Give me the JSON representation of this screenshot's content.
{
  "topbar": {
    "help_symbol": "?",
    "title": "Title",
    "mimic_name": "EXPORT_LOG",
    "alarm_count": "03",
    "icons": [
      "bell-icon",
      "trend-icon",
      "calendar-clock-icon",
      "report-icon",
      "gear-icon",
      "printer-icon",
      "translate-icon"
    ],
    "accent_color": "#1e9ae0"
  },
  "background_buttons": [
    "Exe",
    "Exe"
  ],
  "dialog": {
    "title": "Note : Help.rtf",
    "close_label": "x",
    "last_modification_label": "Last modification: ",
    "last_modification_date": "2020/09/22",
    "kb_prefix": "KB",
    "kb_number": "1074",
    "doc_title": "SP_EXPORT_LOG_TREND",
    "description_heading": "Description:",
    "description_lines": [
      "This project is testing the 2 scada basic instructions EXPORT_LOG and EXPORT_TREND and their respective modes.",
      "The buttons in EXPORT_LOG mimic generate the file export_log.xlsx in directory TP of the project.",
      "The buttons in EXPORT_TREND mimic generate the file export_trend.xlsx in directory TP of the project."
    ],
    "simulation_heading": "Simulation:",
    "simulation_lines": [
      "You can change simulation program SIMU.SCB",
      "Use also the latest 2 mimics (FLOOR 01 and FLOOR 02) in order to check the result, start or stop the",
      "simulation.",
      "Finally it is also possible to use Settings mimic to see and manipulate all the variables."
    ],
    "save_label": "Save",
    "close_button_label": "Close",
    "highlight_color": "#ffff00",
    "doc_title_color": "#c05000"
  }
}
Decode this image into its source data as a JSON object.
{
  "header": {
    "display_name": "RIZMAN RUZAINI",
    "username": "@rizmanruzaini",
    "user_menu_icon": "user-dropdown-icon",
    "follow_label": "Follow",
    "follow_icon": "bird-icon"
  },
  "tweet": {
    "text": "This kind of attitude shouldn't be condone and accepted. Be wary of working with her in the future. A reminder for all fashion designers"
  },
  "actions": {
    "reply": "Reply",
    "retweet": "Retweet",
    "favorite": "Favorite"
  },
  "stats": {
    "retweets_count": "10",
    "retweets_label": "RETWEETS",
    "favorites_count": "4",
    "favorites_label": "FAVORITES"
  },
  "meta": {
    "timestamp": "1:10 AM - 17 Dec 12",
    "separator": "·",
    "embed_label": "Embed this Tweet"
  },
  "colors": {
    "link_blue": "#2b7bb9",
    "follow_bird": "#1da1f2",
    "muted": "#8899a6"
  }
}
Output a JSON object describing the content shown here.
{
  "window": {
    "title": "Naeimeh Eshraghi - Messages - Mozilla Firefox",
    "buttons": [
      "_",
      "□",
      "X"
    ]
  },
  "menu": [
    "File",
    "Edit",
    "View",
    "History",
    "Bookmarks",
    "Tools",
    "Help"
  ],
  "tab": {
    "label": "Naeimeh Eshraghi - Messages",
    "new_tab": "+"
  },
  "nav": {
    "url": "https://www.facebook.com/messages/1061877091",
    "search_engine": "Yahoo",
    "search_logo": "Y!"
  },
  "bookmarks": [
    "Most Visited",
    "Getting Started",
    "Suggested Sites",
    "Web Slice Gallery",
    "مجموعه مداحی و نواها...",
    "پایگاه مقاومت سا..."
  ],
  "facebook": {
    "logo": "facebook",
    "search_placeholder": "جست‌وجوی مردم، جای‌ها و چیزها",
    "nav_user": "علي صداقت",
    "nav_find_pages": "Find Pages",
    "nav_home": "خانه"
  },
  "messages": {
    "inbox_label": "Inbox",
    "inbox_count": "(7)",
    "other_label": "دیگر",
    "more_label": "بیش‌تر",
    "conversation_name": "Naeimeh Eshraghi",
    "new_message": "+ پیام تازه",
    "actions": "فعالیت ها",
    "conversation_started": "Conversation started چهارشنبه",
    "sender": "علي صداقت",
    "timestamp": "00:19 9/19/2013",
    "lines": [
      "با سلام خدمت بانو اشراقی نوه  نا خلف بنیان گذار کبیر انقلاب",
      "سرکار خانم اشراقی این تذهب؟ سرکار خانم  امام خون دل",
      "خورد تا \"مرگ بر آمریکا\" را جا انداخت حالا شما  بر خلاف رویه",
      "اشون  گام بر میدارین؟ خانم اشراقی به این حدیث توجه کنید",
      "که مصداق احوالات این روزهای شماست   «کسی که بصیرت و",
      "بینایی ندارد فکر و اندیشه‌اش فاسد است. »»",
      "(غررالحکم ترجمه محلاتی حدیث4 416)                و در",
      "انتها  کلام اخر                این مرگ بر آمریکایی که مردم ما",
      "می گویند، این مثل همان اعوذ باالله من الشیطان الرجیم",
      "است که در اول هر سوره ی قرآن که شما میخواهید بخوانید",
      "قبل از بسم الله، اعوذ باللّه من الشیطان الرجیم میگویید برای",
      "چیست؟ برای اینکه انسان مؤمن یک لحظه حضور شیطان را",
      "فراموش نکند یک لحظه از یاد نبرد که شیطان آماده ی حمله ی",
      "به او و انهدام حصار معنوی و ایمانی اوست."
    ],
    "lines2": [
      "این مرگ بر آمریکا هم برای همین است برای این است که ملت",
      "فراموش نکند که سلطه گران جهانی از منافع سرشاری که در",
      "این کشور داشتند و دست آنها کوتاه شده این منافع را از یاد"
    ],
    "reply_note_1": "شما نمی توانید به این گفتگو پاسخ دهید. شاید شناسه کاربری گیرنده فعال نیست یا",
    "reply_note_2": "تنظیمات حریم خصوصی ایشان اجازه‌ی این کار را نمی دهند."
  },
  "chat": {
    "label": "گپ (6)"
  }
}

[SHORT EXERCISE]
Transcribe every entry exactly.

[FINAL RESULT]
Give me the JSON representation of this screenshot's content.
{
  "topbar": {
    "help_symbol": "?",
    "title": "Title",
    "mimic_name": "EXPORT_LOG",
    "alarm_count": "03",
    "icons": [
      "bell-icon",
      "trend-icon",
      "calendar-clock-icon",
      "report-icon",
      "gear-icon",
      "printer-icon",
      "translate-icon"
    ],
    "accent_color": "#1e9ae0"
  },
  "background_buttons": [
    "Exe",
    "Exe"
  ],
  "dialog": {
    "title": "Note : Help.rtf",
    "close_label": "x",
    "last_modification_label": "Last modification: ",
    "last_modification_date": "2020/09/22",
    "kb_prefix": "KB",
    "kb_number": "1074",
    "doc_title": "SP_EXPORT_LOG_TREND",
    "description_heading": "Description:",
    "description_lines": [
      "This project is testing the 2 scada basic instructions EXPORT_LOG and EXPORT_TREND and their respective modes.",
      "The buttons in EXPORT_LOG mimic generate the file export_log.xlsx in directory TP of the project.",
      "The buttons in EXPORT_TREND mimic generate the file export_trend.xlsx in directory TP of the project."
    ],
    "simulation_heading": "Simulation:",
    "simulation_lines": [
      "You can change simulation program SIMU.SCB",
      "Use also the latest 2 mimics (FLOOR 01 and FLOOR 02) in order to check the result, start or stop the",
      "simulation.",
      "Finally it is also possible to use Settings mimic to see and manipulate all the variables."
    ],
    "save_label": "Save",
    "close_button_label": "Close",
    "highlight_color": "#ffff00",
    "doc_title_color": "#c05000"
  }
}
Decode this image into its source data as a JSON object.
{
  "header": {
    "display_name": "RIZMAN RUZAINI",
    "username": "@rizmanruzaini",
    "user_menu_icon": "user-dropdown-icon",
    "follow_label": "Follow",
    "follow_icon": "bird-icon"
  },
  "tweet": {
    "text": "This kind of attitude shouldn't be condone and accepted. Be wary of working with her in the future. A reminder for all fashion designers"
  },
  "actions": {
    "reply": "Reply",
    "retweet": "Retweet",
    "favorite": "Favorite"
  },
  "stats": {
    "retweets_count": "10",
    "retweets_label": "RETWEETS",
    "favorites_count": "4",
    "favorites_label": "FAVORITES"
  },
  "meta": {
    "timestamp": "1:10 AM - 17 Dec 12",
    "separator": "·",
    "embed_label": "Embed this Tweet"
  },
  "colors": {
    "link_blue": "#2b7bb9",
    "follow_bird": "#1da1f2",
    "muted": "#8899a6"
  }
}
Output a JSON object describing the content shown here.
{
  "window": {
    "title": "Naeimeh Eshraghi - Messages - Mozilla Firefox",
    "buttons": [
      "_",
      "□",
      "X"
    ]
  },
  "menu": [
    "File",
    "Edit",
    "View",
    "History",
    "Bookmarks",
    "Tools",
    "Help"
  ],
  "tab": {
    "label": "Naeimeh Eshraghi - Messages",
    "new_tab": "+"
  },
  "nav": {
    "url": "https://www.facebook.com/messages/1061877091",
    "search_engine": "Yahoo",
    "search_logo": "Y!"
  },
  "bookmarks": [
    "Most Visited",
    "Getting Started",
    "Suggested Sites",
    "Web Slice Gallery",
    "مجموعه مداحی و نواها...",
    "پایگاه مقاومت سا..."
  ],
  "facebook": {
    "logo": "facebook",
    "search_placeholder": "جست‌وجوی مردم، جای‌ها و چیزها",
    "nav_user": "علي صداقت",
    "nav_find_pages": "Find Pages",
    "nav_home": "خانه"
  },
  "messages": {
    "inbox_label": "Inbox",
    "inbox_count": "(7)",
    "other_label": "دیگر",
    "more_label": "بیش‌تر",
    "conversation_name": "Naeimeh Eshraghi",
    "new_message": "+ پیام تازه",
    "actions": "فعالیت ها",
    "conversation_started": "Conversation started چهارشنبه",
    "sender": "علي صداقت",
    "timestamp": "00:19 9/19/2013",
    "lines": [
      "با سلام خدمت بانو اشراقی نوه  نا خلف بنیان گذار کبیر انقلاب",
      "سرکار خانم اشراقی این تذهب؟ سرکار خانم  امام خون دل",
      "خورد تا \"مرگ بر آمریکا\" را جا انداخت حالا شما  بر خلاف رویه",
      "اشون  گام بر میدارین؟ خانم اشراقی به این حدیث توجه کنید",
      "که مصداق احوالات این روزهای شماست   «کسی که بصیرت و",
      "بینایی ندارد فکر و اندیشه‌اش فاسد است. »»",
      "(غررالحکم ترجمه محلاتی حدیث4 416)                و در",
      "انتها  کلام اخر                این مرگ بر آمریکایی که مردم ما",
      "می گویند، این مثل همان اعوذ باالله من الشیطان الرجیم",
      "است که در اول هر سوره ی قرآن که شما میخواهید بخوانید",
      "قبل از بسم الله، اعوذ باللّه من الشیطان الرجیم میگویید برای",
      "چیست؟ برای اینکه انسان مؤمن یک لحظه حضور شیطان را",
      "فراموش نکند یک لحظه از یاد نبرد که شیطان آماده ی حمله ی",
      "به او و انهدام حصار معنوی و ایمانی اوست."
    ],
    "lines2": [
      "این مرگ بر آمریکا هم برای همین است برای این است که ملت",
      "فراموش نکند که سلطه گران جهانی از منافع سرشاری که در",
      "این کشور داشتند و دست آنها کوتاه شده این منافع را از یاد"
    ],
    "reply_note_1": "شما نمی توانید به این گفتگو پاسخ دهید. شاید شناسه کاربری گیرنده فعال نیست یا",
    "reply_note_2": "تنظیمات حریم خصوصی ایشان اجازه‌ی این کار را نمی دهند."
  },
  "chat": {
    "label": "گپ (6)"
  }
}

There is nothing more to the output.